(Extracts from a graphics dataset)
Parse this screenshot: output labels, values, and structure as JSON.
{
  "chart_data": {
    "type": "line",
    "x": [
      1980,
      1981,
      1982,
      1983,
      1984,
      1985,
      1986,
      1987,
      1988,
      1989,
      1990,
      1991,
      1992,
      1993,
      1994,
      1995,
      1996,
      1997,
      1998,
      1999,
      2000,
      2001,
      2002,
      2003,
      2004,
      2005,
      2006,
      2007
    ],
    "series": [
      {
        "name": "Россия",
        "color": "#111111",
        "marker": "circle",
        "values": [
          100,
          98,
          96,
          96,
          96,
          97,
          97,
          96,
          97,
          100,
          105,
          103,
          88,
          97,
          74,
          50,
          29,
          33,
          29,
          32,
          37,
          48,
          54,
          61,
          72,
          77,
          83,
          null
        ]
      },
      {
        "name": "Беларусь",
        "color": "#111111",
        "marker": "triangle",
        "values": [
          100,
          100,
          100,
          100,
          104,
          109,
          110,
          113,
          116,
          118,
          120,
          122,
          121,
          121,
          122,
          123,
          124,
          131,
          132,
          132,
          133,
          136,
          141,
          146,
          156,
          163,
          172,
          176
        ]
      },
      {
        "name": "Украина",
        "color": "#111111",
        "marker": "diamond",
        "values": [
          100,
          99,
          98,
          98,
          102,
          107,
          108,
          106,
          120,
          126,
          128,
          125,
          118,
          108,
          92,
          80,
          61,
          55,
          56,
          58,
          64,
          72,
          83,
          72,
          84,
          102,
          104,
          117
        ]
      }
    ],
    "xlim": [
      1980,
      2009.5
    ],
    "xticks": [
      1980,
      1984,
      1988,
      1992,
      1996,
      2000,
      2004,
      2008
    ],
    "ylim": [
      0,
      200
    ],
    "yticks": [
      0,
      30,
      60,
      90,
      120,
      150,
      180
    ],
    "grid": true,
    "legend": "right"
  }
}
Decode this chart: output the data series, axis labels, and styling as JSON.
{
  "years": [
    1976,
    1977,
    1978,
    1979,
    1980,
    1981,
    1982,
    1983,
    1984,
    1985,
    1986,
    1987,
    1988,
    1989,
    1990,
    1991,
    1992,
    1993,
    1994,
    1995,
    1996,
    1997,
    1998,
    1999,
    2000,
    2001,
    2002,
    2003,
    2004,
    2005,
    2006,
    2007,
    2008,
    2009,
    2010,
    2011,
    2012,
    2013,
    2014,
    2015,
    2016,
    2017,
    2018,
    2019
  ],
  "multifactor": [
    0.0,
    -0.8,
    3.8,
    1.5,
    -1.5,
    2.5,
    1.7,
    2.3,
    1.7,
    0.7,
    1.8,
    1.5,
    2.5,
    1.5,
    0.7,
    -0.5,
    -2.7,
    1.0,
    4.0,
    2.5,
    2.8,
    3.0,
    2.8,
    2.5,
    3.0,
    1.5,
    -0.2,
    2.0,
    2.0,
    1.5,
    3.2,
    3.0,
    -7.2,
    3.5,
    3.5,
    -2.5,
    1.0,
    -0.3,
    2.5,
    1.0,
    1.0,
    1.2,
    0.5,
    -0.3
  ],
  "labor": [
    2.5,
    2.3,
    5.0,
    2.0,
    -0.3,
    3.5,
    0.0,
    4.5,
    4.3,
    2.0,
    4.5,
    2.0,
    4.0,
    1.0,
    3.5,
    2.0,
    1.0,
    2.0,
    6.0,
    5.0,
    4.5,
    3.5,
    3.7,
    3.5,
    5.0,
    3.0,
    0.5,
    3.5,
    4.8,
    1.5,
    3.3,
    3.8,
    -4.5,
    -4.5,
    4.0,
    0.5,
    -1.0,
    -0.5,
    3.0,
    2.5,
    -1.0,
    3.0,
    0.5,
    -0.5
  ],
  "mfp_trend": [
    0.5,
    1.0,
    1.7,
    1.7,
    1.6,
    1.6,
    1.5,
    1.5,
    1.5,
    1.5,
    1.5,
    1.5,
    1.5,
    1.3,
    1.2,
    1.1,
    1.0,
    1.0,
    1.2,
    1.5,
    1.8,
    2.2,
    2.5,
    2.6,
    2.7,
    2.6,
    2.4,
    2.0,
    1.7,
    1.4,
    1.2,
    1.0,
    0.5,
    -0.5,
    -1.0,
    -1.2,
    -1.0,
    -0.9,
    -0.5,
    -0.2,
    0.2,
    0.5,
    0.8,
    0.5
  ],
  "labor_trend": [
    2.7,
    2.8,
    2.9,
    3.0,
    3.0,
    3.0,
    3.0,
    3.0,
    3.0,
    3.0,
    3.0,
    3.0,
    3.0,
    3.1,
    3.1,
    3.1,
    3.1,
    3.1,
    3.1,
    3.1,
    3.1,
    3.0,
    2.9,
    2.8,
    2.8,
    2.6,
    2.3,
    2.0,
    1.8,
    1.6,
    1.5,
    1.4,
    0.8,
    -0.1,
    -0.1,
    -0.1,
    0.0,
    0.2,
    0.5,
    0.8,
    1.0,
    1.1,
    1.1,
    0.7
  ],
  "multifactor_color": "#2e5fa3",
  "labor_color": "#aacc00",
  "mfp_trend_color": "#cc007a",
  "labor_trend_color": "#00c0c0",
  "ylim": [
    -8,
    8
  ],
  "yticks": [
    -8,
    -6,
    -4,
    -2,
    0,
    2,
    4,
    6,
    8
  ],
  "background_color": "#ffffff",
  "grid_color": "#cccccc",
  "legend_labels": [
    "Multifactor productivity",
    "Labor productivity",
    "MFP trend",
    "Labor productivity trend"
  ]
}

● WHAT TO DO
Copy each line containing the word "JSON" from the data.

● OUTPUT FOR THIS EXERCISE
Parse this screenshot: output labels, values, and structure as JSON.
Decode this chart: output the data series, axis labels, and styling as JSON.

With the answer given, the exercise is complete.